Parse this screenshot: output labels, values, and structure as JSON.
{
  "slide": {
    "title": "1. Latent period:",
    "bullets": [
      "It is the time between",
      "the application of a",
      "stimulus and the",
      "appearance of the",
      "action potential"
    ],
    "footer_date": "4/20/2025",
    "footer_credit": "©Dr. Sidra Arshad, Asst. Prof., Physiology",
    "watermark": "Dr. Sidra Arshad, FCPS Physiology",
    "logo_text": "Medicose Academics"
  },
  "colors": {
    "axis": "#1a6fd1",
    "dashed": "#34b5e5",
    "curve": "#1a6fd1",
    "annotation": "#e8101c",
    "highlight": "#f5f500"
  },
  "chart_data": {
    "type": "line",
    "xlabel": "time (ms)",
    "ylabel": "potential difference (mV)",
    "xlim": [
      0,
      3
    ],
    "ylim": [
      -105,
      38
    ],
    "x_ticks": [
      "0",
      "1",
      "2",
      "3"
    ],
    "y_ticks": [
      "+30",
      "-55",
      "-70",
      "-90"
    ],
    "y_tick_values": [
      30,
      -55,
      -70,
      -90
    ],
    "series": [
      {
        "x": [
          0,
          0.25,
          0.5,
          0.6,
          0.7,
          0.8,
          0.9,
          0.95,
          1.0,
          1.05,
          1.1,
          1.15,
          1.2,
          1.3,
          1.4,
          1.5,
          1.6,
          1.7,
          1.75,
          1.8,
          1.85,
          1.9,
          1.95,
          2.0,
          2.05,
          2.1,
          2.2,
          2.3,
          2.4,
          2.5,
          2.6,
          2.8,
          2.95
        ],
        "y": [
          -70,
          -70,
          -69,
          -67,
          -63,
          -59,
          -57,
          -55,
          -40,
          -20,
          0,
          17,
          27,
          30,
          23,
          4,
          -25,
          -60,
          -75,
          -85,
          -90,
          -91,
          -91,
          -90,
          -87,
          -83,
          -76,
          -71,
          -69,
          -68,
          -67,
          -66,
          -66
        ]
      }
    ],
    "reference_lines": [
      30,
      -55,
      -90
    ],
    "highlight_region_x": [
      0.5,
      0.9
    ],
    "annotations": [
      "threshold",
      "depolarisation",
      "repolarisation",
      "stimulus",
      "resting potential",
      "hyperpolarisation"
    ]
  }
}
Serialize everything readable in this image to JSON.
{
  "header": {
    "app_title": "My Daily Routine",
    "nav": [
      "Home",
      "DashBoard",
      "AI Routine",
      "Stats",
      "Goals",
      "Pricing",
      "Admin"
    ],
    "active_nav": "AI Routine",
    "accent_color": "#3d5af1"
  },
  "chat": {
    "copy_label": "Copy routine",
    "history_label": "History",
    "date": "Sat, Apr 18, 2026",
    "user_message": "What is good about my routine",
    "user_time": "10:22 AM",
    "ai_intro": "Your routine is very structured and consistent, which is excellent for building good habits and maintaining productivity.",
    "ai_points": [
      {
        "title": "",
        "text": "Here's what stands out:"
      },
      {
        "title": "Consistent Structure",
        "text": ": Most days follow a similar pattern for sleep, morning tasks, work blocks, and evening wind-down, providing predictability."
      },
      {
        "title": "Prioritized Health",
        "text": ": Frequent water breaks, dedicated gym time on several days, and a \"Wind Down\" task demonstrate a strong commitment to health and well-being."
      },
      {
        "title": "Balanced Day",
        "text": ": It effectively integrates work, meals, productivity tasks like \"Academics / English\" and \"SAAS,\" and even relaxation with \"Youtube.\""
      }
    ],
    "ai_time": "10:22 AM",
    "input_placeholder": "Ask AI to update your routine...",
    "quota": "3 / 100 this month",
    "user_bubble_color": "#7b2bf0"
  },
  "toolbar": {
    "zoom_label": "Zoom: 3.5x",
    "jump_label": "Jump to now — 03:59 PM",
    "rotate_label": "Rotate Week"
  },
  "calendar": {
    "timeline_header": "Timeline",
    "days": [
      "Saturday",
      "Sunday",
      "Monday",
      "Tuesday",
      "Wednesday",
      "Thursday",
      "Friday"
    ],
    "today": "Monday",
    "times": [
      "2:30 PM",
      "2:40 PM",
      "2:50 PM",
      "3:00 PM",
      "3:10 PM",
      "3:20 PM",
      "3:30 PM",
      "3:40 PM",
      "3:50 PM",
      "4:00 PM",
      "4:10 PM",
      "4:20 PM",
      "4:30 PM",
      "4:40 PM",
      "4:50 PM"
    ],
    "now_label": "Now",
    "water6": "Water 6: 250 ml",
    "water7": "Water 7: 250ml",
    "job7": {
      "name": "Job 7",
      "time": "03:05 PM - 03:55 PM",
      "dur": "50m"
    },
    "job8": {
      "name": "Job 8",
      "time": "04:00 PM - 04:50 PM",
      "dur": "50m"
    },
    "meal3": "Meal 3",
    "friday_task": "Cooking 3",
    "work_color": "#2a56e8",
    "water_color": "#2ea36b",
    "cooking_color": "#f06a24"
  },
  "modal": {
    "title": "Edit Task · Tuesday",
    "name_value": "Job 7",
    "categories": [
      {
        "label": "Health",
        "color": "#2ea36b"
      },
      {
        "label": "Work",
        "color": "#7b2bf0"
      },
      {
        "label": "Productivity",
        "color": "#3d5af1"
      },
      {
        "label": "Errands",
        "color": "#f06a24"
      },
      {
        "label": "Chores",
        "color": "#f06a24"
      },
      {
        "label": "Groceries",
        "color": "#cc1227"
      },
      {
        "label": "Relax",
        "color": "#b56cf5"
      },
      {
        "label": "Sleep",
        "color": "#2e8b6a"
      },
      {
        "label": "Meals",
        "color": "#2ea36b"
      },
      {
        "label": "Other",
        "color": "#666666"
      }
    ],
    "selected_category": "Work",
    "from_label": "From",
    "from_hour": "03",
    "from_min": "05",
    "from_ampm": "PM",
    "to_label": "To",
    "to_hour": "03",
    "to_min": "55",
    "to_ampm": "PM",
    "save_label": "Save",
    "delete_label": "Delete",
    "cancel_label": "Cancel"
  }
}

- **Given exercise**
Each record should come back exactly as written.

- **Complete output**
Parse this screenshot: output labels, values, and structure as JSON.
{
  "slide": {
    "title": "1. Latent period:",
    "bullets": [
      "It is the time between",
      "the application of a",
      "stimulus and the",
      "appearance of the",
      "action potential"
    ],
    "footer_date": "4/20/2025",
    "footer_credit": "©Dr. Sidra Arshad, Asst. Prof., Physiology",
    "watermark": "Dr. Sidra Arshad, FCPS Physiology",
    "logo_text": "Medicose Academics"
  },
  "colors": {
    "axis": "#1a6fd1",
    "dashed": "#34b5e5",
    "curve": "#1a6fd1",
    "annotation": "#e8101c",
    "highlight": "#f5f500"
  },
  "chart_data": {
    "type": "line",
    "xlabel": "time (ms)",
    "ylabel": "potential difference (mV)",
    "xlim": [
      0,
      3
    ],
    "ylim": [
      -105,
      38
    ],
    "x_ticks": [
      "0",
      "1",
      "2",
      "3"
    ],
    "y_ticks": [
      "+30",
      "-55",
      "-70",
      "-90"
    ],
    "y_tick_values": [
      30,
      -55,
      -70,
      -90
    ],
    "series": [
      {
        "x": [
          0,
          0.25,
          0.5,
          0.6,
          0.7,
          0.8,
          0.9,
          0.95,
          1.0,
          1.05,
          1.1,
          1.15,
          1.2,
          1.3,
          1.4,
          1.5,
          1.6,
          1.7,
          1.75,
          1.8,
          1.85,
          1.9,
          1.95,
          2.0,
          2.05,
          2.1,
          2.2,
          2.3,
          2.4,
          2.5,
          2.6,
          2.8,
          2.95
        ],
        "y": [
          -70,
          -70,
          -69,
          -67,
          -63,
          -59,
          -57,
          -55,
          -40,
          -20,
          0,
          17,
          27,
          30,
          23,
          4,
          -25,
          -60,
          -75,
          -85,
          -90,
          -91,
          -91,
          -90,
          -87,
          -83,
          -76,
          -71,
          -69,
          -68,
          -67,
          -66,
          -66
        ]
      }
    ],
    "reference_lines": [
      30,
      -55,
      -90
    ],
    "highlight_region_x": [
      0.5,
      0.9
    ],
    "annotations": [
      "threshold",
      "depolarisation",
      "repolarisation",
      "stimulus",
      "resting potential",
      "hyperpolarisation"
    ]
  }
}
Serialize everything readable in this image to JSON.
{
  "header": {
    "app_title": "My Daily Routine",
    "nav": [
      "Home",
      "DashBoard",
      "AI Routine",
      "Stats",
      "Goals",
      "Pricing",
      "Admin"
    ],
    "active_nav": "AI Routine",
    "accent_color": "#3d5af1"
  },
  "chat": {
    "copy_label": "Copy routine",
    "history_label": "History",
    "date": "Sat, Apr 18, 2026",
    "user_message": "What is good about my routine",
    "user_time": "10:22 AM",
    "ai_intro": "Your routine is very structured and consistent, which is excellent for building good habits and maintaining productivity.",
    "ai_points": [
      {
        "title": "",
        "text": "Here's what stands out:"
      },
      {
        "title": "Consistent Structure",
        "text": ": Most days follow a similar pattern for sleep, morning tasks, work blocks, and evening wind-down, providing predictability."
      },
      {
        "title": "Prioritized Health",
        "text": ": Frequent water breaks, dedicated gym time on several days, and a \"Wind Down\" task demonstrate a strong commitment to health and well-being."
      },
      {
        "title": "Balanced Day",
        "text": ": It effectively integrates work, meals, productivity tasks like \"Academics / English\" and \"SAAS,\" and even relaxation with \"Youtube.\""
      }
    ],
    "ai_time": "10:22 AM",
    "input_placeholder": "Ask AI to update your routine...",
    "quota": "3 / 100 this month",
    "user_bubble_color": "#7b2bf0"
  },
  "toolbar": {
    "zoom_label": "Zoom: 3.5x",
    "jump_label": "Jump to now — 03:59 PM",
    "rotate_label": "Rotate Week"
  },
  "calendar": {
    "timeline_header": "Timeline",
    "days": [
      "Saturday",
      "Sunday",
      "Monday",
      "Tuesday",
      "Wednesday",
      "Thursday",
      "Friday"
    ],
    "today": "Monday",
    "times": [
      "2:30 PM",
      "2:40 PM",
      "2:50 PM",
      "3:00 PM",
      "3:10 PM",
      "3:20 PM",
      "3:30 PM",
      "3:40 PM",
      "3:50 PM",
      "4:00 PM",
      "4:10 PM",
      "4:20 PM",
      "4:30 PM",
      "4:40 PM",
      "4:50 PM"
    ],
    "now_label": "Now",
    "water6": "Water 6: 250 ml",
    "water7": "Water 7: 250ml",
    "job7": {
      "name": "Job 7",
      "time": "03:05 PM - 03:55 PM",
      "dur": "50m"
    },
    "job8": {
      "name": "Job 8",
      "time": "04:00 PM - 04:50 PM",
      "dur": "50m"
    },
    "meal3": "Meal 3",
    "friday_task": "Cooking 3",
    "work_color": "#2a56e8",
    "water_color": "#2ea36b",
    "cooking_color": "#f06a24"
  },
  "modal": {
    "title": "Edit Task · Tuesday",
    "name_value": "Job 7",
    "categories": [
      {
        "label": "Health",
        "color": "#2ea36b"
      },
      {
        "label": "Work",
        "color": "#7b2bf0"
      },
      {
        "label": "Productivity",
        "color": "#3d5af1"
      },
      {
        "label": "Errands",
        "color": "#f06a24"
      },
      {
        "label": "Chores",
        "color": "#f06a24"
      },
      {
        "label": "Groceries",
        "color": "#cc1227"
      },
      {
        "label": "Relax",
        "color": "#b56cf5"
      },
      {
        "label": "Sleep",
        "color": "#2e8b6a"
      },
      {
        "label": "Meals",
        "color": "#2ea36b"
      },
      {
        "label": "Other",
        "color": "#666666"
      }
    ],
    "selected_category": "Work",
    "from_label": "From",
    "from_hour": "03",
    "from_min": "05",
    "from_ampm": "PM",
    "to_label": "To",
    "to_hour": "03",
    "to_min": "55",
    "to_ampm": "PM",
    "save_label": "Save",
    "delete_label": "Delete",
    "cancel_label": "Cancel"
  }
}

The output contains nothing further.